◆ **TASK BRIEF**
Print the lines starting with the line that contains "notification-dot xyxy=(319,343,337,363)" and going on through the line that contains "ticket-value: 50936 xyxy=(1134,17,1198,41)", both included, reproducing each one character for character.

◆ **RECORD SET**
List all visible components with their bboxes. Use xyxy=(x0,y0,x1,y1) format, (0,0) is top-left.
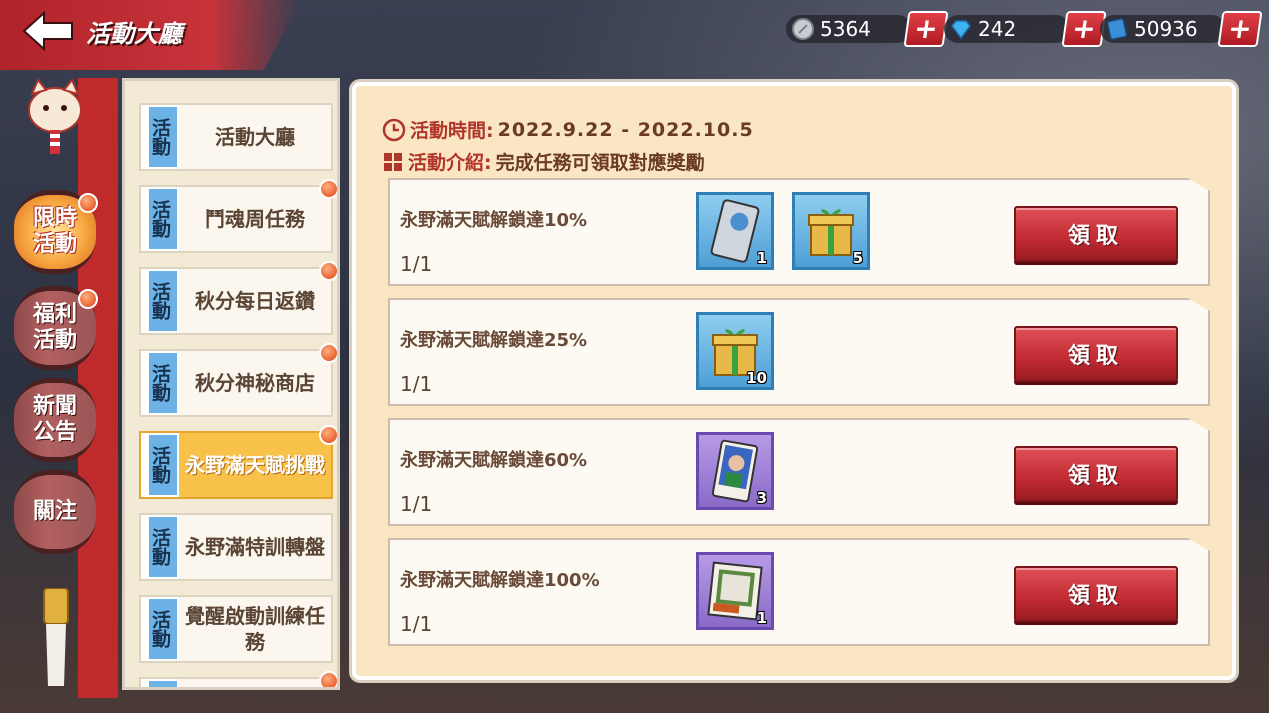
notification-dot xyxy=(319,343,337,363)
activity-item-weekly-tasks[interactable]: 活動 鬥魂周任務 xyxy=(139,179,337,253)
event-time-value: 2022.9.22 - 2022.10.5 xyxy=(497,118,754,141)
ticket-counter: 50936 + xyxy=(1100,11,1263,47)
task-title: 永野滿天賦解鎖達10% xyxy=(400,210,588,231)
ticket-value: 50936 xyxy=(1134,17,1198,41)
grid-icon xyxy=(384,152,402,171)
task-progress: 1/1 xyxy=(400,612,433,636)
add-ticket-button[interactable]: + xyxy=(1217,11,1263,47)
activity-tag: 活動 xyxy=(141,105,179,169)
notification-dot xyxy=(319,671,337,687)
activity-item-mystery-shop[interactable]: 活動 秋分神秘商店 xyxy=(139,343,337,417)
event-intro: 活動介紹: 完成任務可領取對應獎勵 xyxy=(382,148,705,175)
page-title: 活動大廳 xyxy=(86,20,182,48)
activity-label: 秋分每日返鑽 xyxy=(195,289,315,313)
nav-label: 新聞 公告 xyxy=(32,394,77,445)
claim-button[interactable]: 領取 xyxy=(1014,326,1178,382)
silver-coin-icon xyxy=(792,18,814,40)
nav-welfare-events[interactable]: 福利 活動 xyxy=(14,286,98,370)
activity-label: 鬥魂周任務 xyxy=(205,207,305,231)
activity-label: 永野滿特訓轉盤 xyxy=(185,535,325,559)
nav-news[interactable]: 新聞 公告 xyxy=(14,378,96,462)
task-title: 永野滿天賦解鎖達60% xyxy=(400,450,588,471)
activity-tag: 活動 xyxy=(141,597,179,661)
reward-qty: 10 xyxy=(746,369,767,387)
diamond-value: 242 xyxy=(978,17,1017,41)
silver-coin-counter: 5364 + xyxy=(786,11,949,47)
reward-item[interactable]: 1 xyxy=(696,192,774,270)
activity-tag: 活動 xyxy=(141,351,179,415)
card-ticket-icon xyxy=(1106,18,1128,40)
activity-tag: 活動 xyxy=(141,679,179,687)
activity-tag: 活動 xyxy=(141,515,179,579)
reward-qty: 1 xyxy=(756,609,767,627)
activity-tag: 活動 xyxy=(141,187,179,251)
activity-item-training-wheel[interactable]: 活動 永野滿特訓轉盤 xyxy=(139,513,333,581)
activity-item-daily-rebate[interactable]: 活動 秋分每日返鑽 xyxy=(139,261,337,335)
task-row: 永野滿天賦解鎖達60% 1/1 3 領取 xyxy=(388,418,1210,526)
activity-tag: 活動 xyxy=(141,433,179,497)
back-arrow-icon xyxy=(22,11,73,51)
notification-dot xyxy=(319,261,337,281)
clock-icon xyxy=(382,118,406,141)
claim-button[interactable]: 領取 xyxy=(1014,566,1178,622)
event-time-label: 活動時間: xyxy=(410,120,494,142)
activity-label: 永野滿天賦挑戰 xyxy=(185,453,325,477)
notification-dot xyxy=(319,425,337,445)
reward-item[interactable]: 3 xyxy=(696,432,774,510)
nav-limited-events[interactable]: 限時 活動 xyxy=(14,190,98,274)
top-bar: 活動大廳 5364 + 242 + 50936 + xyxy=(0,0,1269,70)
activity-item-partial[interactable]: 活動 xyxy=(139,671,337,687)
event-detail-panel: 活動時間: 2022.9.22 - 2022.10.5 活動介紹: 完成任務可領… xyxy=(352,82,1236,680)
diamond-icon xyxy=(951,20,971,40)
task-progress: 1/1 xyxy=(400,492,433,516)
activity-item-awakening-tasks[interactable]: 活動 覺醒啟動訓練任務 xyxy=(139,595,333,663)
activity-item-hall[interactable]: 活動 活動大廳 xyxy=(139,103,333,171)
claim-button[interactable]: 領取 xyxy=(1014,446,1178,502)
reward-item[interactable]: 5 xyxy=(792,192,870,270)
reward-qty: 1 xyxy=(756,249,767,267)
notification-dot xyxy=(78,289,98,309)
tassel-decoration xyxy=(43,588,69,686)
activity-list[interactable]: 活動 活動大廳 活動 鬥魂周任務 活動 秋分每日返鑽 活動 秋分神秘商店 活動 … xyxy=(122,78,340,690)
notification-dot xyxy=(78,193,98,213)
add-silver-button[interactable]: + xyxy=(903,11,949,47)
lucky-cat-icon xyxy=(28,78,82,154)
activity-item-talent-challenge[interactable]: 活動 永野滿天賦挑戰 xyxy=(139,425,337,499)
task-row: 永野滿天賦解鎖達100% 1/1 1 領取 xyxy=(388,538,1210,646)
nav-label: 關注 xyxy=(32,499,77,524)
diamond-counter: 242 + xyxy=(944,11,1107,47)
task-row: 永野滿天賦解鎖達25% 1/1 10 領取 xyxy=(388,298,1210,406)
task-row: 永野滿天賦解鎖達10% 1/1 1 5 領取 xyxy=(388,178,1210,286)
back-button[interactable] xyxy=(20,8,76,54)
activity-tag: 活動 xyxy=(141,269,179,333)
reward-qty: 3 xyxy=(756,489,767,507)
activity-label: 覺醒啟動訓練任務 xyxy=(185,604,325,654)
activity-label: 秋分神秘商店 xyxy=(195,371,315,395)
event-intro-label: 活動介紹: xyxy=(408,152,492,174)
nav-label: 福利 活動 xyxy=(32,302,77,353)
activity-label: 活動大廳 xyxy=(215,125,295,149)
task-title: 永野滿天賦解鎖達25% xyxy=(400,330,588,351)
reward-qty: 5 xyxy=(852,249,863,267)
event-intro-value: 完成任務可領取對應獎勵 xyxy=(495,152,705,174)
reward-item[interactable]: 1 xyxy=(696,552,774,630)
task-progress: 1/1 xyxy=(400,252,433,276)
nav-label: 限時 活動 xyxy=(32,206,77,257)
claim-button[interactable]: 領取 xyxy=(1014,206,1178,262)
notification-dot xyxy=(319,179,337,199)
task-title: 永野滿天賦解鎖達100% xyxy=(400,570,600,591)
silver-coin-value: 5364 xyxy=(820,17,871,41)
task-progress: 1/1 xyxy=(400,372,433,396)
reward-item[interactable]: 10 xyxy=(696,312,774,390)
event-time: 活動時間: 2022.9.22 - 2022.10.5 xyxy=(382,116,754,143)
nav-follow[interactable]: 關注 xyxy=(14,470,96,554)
---
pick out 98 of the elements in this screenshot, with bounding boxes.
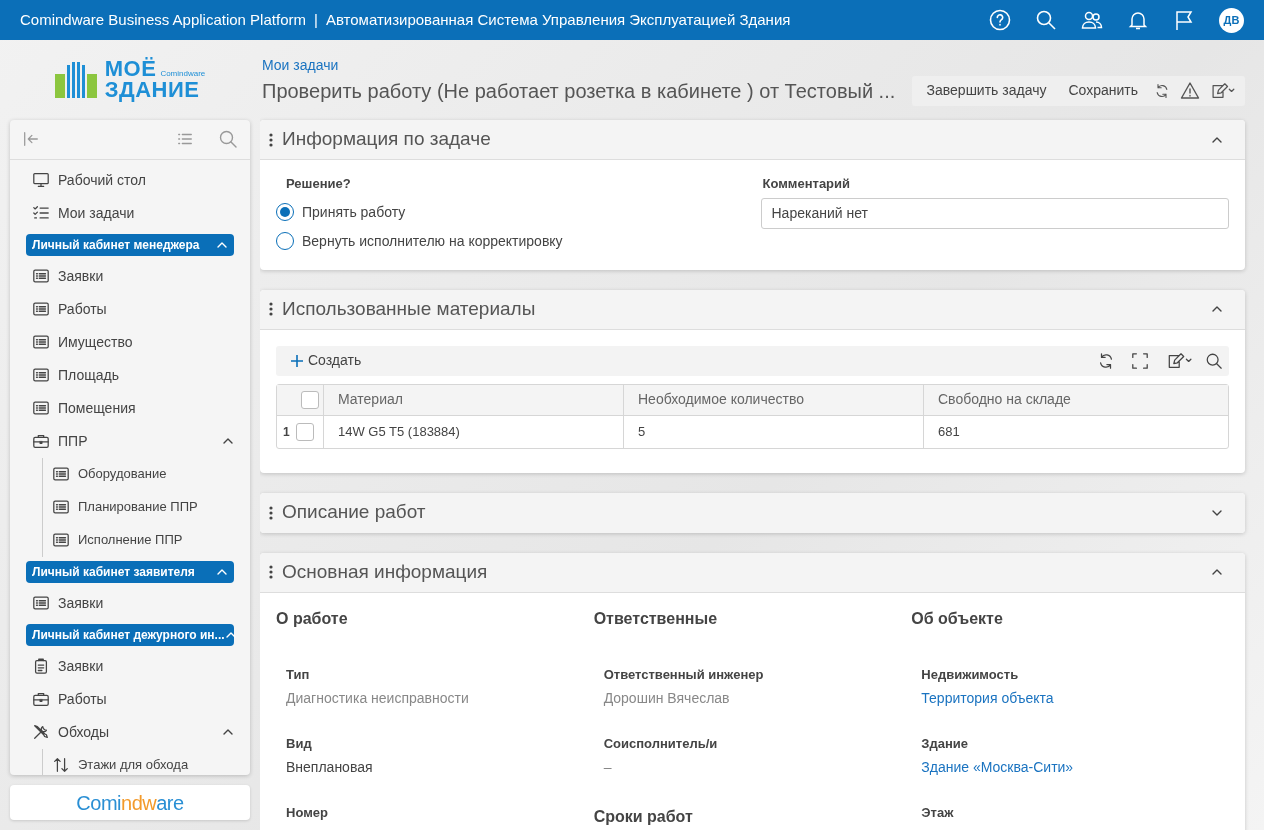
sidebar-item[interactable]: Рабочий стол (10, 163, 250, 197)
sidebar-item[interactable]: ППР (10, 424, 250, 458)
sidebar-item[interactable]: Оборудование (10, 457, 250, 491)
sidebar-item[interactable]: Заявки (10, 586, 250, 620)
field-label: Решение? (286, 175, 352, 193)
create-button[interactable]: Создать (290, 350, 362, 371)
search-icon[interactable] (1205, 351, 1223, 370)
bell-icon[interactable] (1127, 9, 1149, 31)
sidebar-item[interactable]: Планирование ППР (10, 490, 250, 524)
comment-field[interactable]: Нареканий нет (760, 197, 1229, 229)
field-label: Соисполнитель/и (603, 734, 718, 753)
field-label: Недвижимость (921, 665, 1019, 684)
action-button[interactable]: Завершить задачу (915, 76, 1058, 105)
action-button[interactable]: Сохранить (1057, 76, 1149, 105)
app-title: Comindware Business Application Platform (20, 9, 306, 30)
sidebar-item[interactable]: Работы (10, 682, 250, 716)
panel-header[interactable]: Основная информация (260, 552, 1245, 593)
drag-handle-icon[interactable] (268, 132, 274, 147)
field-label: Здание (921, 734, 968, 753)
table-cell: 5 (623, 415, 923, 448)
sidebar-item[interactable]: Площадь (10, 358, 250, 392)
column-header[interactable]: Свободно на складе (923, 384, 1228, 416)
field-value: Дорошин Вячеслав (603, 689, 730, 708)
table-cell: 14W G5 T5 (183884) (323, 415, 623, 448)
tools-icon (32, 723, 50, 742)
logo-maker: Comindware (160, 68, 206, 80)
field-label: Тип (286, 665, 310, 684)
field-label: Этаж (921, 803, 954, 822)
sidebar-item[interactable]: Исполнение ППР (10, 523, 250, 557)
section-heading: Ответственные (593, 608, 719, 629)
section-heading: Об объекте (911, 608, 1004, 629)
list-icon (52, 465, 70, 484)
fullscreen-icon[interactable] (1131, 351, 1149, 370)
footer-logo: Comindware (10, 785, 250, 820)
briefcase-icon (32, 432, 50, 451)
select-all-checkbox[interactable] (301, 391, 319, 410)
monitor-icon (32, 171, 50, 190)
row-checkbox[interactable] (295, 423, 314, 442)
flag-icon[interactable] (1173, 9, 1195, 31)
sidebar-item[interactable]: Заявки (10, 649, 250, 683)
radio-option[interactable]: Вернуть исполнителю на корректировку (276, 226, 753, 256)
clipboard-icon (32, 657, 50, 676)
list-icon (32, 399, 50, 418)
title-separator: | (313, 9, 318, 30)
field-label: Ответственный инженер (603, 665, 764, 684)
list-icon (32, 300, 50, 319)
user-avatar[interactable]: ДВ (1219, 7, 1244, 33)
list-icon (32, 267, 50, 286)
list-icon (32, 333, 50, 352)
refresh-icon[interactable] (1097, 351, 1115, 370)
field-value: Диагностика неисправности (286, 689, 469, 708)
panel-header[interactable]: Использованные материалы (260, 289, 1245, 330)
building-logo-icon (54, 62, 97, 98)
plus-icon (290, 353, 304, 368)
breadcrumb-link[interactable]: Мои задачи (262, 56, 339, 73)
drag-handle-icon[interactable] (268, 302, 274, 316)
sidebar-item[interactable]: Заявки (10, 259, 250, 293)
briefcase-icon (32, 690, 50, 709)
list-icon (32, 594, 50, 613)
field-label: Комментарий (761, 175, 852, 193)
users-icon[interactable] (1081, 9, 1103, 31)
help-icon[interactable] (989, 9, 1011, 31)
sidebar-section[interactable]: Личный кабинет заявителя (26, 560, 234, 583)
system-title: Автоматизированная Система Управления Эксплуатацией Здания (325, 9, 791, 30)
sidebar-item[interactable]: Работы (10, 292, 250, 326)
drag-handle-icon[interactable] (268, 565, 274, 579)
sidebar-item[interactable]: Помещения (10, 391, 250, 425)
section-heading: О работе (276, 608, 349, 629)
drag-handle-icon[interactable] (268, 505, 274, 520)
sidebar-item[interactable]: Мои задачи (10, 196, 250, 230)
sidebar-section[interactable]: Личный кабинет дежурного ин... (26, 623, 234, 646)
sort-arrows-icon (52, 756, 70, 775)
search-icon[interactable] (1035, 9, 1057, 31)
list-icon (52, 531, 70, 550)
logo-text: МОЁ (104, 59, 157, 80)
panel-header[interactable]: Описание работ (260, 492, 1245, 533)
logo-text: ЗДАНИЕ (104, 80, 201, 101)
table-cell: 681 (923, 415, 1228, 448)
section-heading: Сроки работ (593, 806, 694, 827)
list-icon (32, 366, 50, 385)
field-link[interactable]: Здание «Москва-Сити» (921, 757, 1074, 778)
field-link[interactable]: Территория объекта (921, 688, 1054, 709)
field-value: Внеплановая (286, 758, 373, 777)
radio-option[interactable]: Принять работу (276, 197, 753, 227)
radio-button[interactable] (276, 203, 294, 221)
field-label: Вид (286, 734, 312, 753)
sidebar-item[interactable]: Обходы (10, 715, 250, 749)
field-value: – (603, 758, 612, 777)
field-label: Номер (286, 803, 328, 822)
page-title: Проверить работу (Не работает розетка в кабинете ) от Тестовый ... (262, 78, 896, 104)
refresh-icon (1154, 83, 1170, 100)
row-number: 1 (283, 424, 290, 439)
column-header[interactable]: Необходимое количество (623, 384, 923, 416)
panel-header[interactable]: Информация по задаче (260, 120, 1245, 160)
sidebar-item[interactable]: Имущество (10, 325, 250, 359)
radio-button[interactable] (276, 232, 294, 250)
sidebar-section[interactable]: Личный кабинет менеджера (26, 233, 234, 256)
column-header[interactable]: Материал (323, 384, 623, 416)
...
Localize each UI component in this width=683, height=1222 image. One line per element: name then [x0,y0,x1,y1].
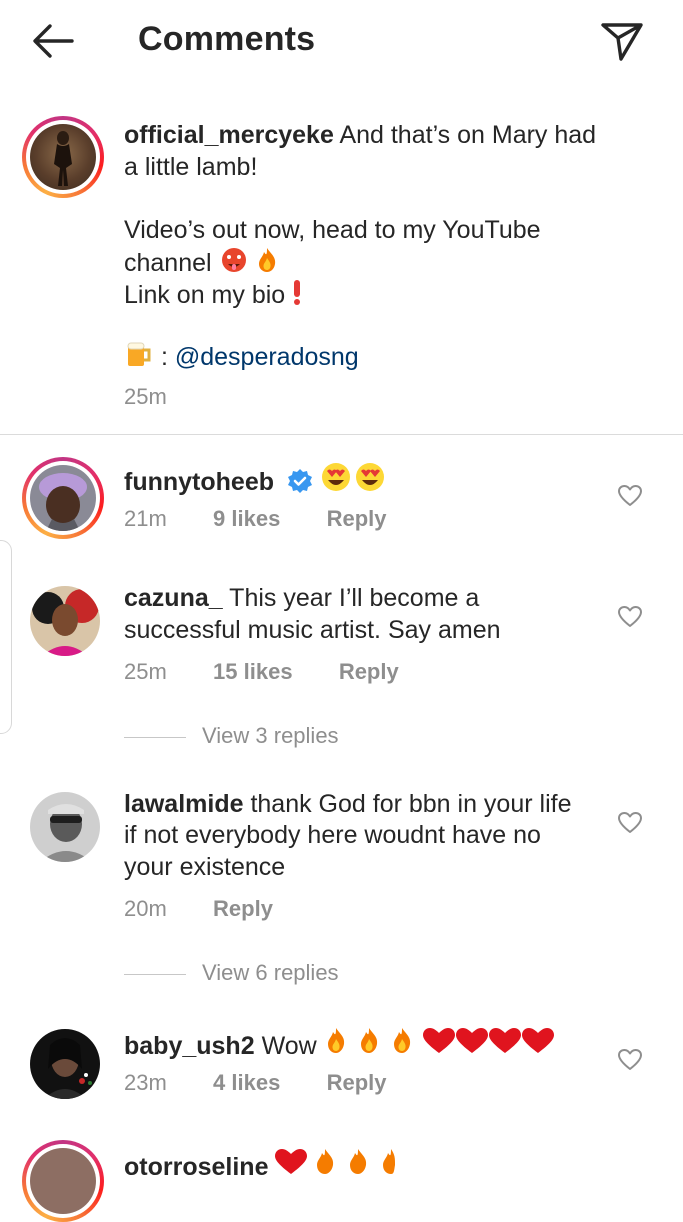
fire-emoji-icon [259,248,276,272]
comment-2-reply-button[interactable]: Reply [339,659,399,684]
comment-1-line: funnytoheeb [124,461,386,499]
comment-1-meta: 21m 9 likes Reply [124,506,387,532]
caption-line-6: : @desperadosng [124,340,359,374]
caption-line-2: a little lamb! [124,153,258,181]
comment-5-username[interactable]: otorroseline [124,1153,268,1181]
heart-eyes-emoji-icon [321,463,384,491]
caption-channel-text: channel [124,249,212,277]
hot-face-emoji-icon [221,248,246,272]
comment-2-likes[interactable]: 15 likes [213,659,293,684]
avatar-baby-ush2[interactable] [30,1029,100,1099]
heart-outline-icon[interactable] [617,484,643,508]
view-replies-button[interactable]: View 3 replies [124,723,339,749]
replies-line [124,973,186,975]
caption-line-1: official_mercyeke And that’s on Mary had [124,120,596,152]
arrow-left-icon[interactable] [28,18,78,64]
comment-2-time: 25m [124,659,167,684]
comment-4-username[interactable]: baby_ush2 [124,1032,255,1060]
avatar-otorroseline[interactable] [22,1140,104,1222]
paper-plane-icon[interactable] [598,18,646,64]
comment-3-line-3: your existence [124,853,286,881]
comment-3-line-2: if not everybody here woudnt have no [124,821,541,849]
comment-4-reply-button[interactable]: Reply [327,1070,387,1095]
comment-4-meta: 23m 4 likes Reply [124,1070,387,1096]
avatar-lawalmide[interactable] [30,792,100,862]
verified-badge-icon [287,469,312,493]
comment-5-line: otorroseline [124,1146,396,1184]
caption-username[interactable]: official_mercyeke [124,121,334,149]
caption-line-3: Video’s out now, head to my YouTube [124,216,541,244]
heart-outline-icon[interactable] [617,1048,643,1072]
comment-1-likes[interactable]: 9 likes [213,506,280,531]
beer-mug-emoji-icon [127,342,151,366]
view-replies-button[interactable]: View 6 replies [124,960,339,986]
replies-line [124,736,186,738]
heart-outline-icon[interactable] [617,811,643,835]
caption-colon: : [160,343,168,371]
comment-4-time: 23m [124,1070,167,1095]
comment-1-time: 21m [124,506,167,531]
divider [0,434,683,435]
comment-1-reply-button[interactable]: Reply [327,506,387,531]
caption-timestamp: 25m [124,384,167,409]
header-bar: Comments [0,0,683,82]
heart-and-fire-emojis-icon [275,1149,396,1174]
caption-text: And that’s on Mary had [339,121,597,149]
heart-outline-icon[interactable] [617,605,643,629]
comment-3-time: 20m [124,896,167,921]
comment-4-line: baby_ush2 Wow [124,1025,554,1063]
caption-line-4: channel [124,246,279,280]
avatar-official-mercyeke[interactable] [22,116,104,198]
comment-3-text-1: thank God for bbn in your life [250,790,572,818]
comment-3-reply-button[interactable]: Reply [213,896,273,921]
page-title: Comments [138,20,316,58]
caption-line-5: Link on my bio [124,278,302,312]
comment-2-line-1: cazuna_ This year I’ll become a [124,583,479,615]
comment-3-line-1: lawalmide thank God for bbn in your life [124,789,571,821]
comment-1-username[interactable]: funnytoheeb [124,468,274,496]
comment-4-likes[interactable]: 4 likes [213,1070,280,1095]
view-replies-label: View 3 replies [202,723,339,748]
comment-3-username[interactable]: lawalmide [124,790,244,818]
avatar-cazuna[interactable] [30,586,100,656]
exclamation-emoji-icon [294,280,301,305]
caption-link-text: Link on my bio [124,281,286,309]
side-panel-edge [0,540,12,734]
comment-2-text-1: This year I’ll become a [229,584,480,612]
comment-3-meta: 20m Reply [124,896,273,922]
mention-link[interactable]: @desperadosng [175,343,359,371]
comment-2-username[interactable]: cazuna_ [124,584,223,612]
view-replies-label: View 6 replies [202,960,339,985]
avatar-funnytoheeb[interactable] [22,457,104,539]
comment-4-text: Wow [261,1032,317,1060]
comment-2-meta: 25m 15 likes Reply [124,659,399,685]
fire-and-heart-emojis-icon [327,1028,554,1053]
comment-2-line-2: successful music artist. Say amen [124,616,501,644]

◆ **EXPECTED ANSWER**
notification-dot xyxy=(319,343,337,363)
activity-item-weekly-tasks[interactable]: 活動 鬥魂周任務 xyxy=(139,179,337,253)
event-time-value: 2022.9.22 - 2022.10.5 xyxy=(497,118,754,141)
ticket-counter: 50936 + xyxy=(1100,11,1263,47)
task-title: 永野滿天賦解鎖達10% xyxy=(400,210,588,231)
ticket-value: 50936 xyxy=(1134,17,1198,41)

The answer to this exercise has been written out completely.